> **What the task requires**:
Arrange the stretch from the line containing "error-bar <box>624 87 635 169</box>" through the line containing "y-tick-label: 8 <box>85 0 94 19</box>" as a Markdown table with the columns Row and Line, numbering each line and leaving out blank lines.

> **Data entries**:

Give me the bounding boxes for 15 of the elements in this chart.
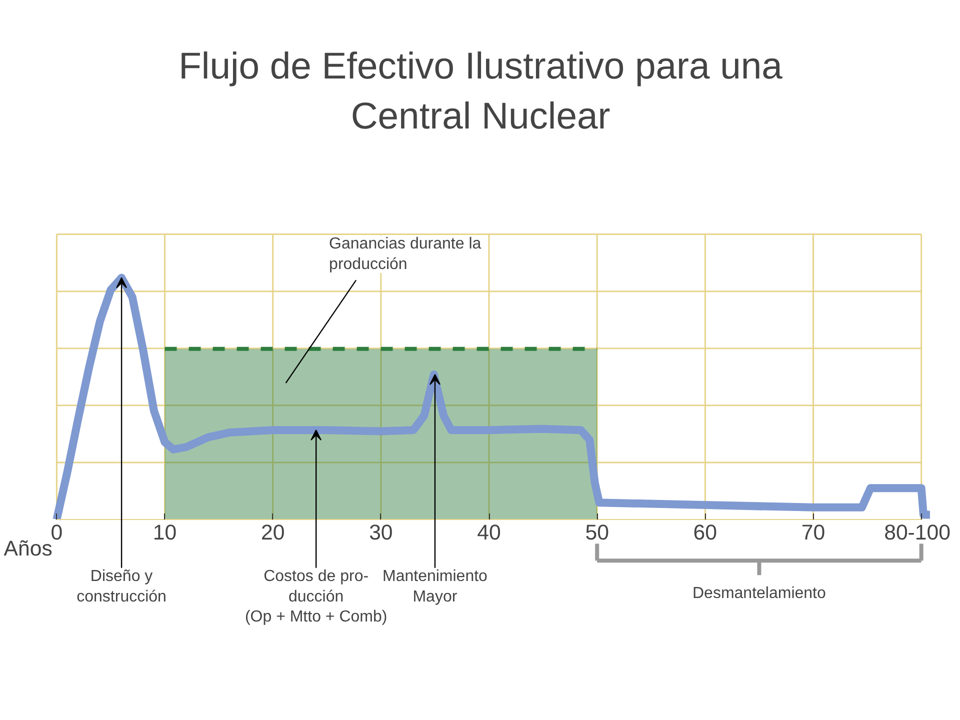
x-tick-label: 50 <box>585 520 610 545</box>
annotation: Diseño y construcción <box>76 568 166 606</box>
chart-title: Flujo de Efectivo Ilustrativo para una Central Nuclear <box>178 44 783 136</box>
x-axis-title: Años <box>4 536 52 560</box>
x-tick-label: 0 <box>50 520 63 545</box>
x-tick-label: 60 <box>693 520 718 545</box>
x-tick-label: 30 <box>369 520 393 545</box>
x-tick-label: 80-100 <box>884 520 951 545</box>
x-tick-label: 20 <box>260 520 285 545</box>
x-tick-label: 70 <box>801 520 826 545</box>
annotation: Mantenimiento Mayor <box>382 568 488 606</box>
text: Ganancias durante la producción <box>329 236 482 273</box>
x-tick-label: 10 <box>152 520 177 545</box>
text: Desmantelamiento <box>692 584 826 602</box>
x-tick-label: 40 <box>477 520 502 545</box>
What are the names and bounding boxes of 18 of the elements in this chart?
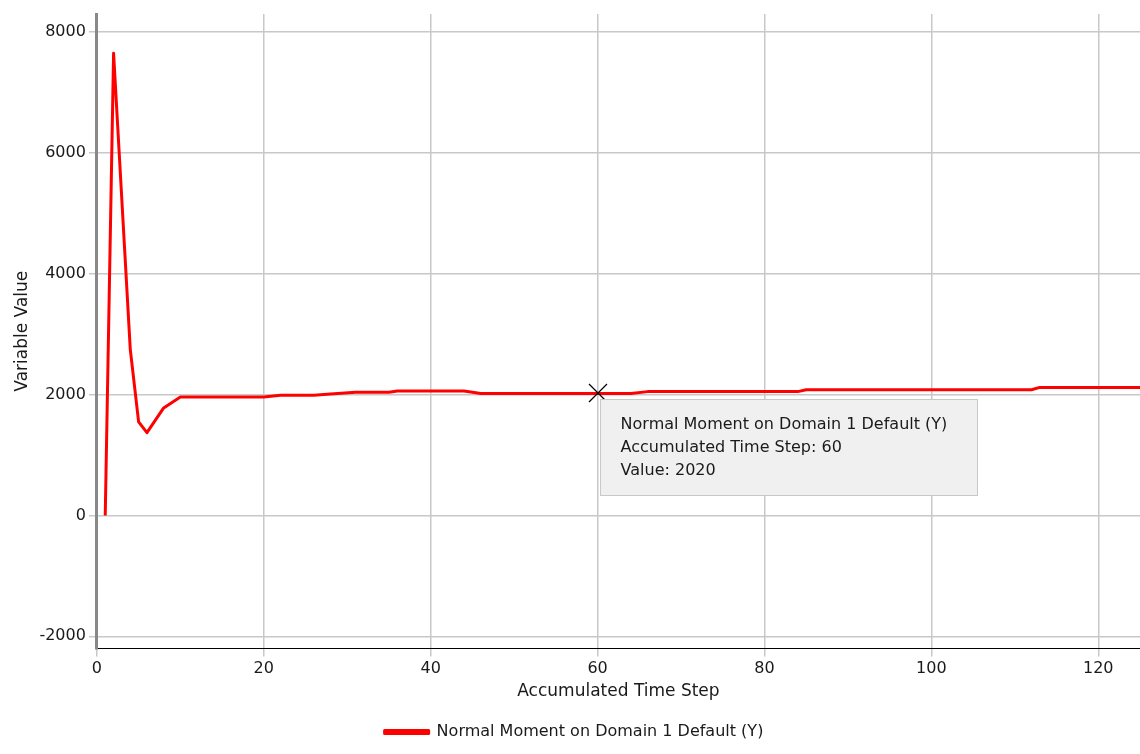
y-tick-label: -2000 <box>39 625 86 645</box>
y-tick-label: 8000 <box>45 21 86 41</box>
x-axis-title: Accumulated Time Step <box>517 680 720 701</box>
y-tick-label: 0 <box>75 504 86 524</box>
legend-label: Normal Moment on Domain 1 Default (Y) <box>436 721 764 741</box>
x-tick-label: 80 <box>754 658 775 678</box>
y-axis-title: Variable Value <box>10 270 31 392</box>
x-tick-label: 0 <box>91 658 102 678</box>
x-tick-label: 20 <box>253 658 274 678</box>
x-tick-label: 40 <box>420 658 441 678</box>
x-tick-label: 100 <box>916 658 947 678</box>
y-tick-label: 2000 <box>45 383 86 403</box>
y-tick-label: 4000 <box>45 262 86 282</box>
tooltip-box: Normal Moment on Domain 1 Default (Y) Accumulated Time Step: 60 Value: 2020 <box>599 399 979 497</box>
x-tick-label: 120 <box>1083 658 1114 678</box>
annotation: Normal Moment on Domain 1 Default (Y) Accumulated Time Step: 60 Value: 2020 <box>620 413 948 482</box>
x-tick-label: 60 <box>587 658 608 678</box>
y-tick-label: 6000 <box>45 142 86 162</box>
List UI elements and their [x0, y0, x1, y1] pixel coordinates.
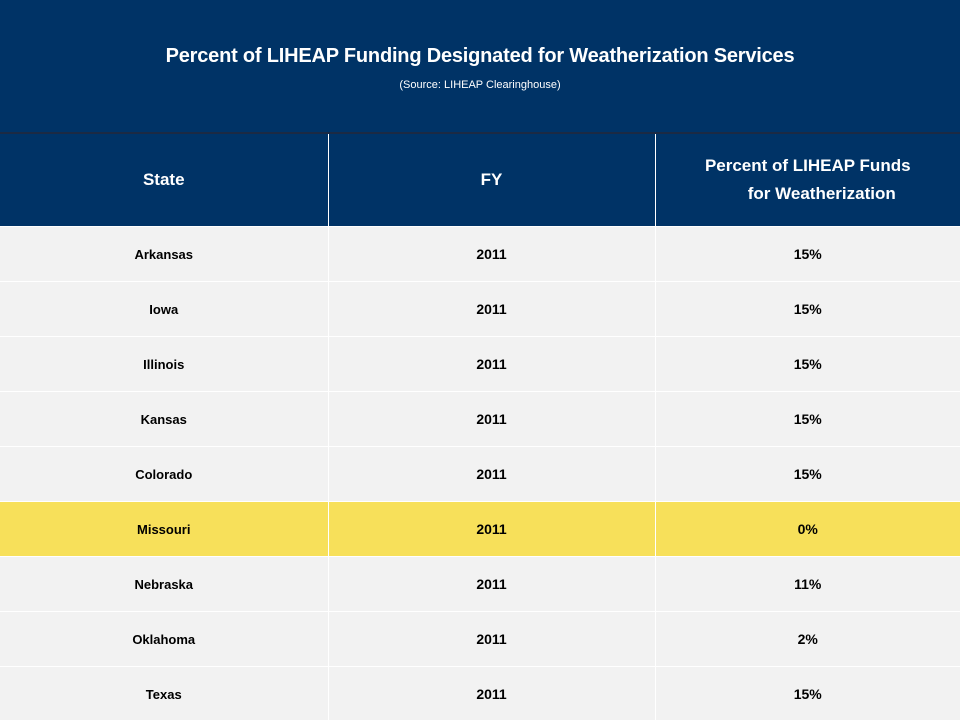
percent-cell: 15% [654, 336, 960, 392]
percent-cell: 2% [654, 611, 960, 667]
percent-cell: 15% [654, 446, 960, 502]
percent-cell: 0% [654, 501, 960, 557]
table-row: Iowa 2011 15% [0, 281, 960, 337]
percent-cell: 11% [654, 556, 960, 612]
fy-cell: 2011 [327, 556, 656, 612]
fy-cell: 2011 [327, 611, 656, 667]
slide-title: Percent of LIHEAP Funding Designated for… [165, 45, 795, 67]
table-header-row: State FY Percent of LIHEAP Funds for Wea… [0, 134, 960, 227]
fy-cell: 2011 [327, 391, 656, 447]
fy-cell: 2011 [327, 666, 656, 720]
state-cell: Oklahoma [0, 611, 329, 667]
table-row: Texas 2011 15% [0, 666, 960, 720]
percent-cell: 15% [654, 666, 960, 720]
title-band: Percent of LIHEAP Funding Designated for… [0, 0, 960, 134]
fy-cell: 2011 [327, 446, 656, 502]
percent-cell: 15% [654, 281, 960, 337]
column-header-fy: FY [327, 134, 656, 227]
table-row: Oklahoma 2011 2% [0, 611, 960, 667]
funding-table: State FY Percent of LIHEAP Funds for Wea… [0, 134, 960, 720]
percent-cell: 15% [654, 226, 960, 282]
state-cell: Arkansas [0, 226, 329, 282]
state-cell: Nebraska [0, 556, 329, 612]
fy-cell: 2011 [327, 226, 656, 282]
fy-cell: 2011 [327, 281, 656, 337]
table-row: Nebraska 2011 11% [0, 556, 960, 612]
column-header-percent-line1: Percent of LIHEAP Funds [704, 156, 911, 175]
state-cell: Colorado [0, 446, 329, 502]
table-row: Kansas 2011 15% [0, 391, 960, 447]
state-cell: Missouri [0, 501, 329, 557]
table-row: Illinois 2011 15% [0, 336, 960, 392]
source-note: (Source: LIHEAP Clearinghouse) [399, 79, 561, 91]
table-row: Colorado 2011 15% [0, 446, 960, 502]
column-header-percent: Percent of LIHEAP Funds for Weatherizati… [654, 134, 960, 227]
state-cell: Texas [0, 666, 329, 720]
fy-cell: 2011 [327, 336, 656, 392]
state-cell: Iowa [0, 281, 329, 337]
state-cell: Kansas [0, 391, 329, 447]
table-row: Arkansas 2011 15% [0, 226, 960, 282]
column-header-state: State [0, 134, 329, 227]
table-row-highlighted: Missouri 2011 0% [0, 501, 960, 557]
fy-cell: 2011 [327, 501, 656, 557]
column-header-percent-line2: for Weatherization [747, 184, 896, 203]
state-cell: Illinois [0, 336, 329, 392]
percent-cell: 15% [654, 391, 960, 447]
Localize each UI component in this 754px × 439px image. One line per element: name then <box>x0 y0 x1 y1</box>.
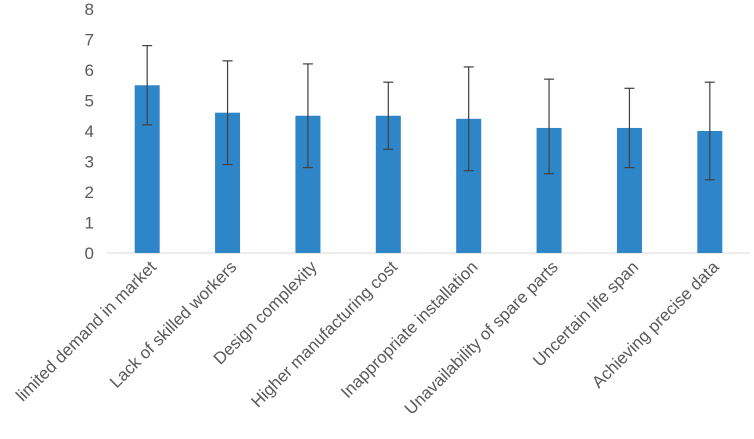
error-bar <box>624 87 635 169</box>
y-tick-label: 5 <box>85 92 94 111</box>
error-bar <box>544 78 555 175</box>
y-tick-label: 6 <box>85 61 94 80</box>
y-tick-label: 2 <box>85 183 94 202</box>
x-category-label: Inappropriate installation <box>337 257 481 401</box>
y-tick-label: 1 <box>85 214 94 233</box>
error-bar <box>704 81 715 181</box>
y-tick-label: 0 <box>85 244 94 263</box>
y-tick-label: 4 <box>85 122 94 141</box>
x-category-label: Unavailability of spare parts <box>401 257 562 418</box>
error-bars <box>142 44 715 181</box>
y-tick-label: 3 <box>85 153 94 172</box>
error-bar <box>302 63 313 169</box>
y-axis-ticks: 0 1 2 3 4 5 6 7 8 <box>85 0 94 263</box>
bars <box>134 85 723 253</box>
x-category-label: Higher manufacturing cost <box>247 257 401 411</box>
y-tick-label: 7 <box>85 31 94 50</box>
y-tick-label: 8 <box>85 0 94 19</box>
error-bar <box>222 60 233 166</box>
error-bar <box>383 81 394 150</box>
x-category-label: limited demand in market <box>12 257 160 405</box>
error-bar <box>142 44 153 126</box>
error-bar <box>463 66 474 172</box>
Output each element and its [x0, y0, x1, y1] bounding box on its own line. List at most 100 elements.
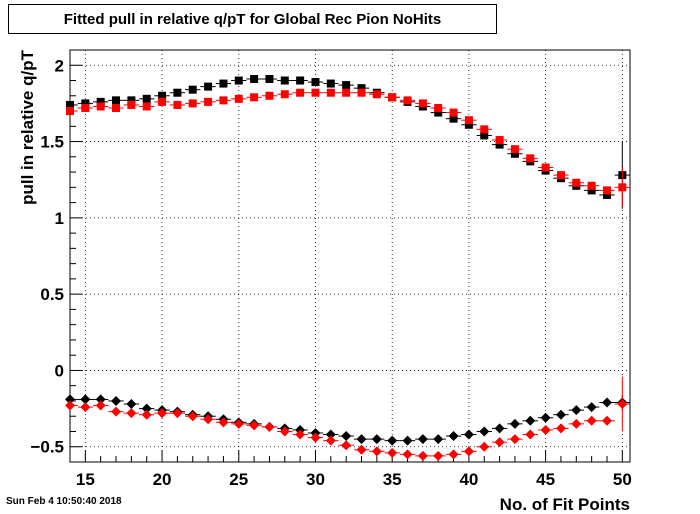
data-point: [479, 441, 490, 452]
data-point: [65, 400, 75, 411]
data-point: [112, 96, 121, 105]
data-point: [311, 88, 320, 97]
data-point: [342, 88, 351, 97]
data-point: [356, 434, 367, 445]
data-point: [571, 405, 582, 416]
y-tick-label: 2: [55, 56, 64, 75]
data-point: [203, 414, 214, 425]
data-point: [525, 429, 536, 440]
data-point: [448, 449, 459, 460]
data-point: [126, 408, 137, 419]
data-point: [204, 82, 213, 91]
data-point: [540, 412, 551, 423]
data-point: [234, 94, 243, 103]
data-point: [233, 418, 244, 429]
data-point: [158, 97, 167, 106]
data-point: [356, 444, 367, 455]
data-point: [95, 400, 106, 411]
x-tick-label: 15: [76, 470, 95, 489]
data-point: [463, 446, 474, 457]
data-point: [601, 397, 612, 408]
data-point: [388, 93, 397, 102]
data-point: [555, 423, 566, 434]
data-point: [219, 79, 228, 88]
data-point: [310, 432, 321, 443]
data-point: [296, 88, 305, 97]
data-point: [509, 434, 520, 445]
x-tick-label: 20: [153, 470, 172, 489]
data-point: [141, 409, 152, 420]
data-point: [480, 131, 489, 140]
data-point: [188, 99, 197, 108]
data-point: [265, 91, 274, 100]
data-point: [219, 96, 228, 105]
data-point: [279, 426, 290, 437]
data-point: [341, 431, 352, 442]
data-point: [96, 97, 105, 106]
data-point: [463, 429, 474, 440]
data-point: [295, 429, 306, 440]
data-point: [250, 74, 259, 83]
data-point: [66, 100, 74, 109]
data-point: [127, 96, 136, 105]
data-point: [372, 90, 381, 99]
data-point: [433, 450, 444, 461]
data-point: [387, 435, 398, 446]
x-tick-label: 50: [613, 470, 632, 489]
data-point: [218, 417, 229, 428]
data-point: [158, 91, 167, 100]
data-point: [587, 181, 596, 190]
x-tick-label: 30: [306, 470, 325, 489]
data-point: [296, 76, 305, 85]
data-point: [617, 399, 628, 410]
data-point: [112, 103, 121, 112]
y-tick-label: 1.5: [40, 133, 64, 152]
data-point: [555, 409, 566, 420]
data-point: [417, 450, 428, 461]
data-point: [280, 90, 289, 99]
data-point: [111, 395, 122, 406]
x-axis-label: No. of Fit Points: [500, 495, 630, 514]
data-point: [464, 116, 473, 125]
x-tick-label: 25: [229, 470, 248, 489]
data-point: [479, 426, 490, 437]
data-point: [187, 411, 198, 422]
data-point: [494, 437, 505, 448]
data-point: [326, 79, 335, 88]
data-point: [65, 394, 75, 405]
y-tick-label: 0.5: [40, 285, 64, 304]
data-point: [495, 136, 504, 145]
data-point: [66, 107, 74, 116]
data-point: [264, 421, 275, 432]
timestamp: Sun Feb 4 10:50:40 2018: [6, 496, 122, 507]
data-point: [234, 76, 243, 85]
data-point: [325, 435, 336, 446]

> **Solution for this task**:
| Row | Line |
|---|---|
| 1 | error-bar <box>624 87 635 169</box> |
| 2 | y-tick-label: 5 <box>85 92 94 111</box> |
| 3 | error-bar <box>544 78 555 175</box> |
| 4 | y-tick-label: 6 <box>85 61 94 80</box> |
| 5 | y-tick-label: 2 <box>85 183 94 202</box> |
| 6 | x-category-label: Inappropriate installation <box>337 257 481 401</box> |
| 7 | y-tick-label: 1 <box>85 214 94 233</box> |
| 8 | error-bar <box>704 81 715 181</box> |
| 9 | y-tick-label: 0 <box>85 244 94 263</box> |
| 10 | y-tick-label: 4 <box>85 122 94 141</box> |
| 11 | x-category-label: Unavailability of spare parts <box>401 257 562 418</box> |
| 12 | error-bars <box>142 44 715 181</box> |
| 13 | y-tick-label: 3 <box>85 153 94 172</box> |
| 14 | error-bar <box>302 63 313 169</box> |
| 15 | y-axis-ticks: 0 1 2 3 4 5 6 7 8 <box>85 0 94 263</box> |
| 16 | bars <box>134 85 723 253</box> |
| 17 | x-category-label: Higher manufacturing cost <box>247 257 401 411</box> |
| 18 | y-tick-label: 7 <box>85 31 94 50</box> |
| 19 | y-tick-label: 8 <box>85 0 94 19</box> |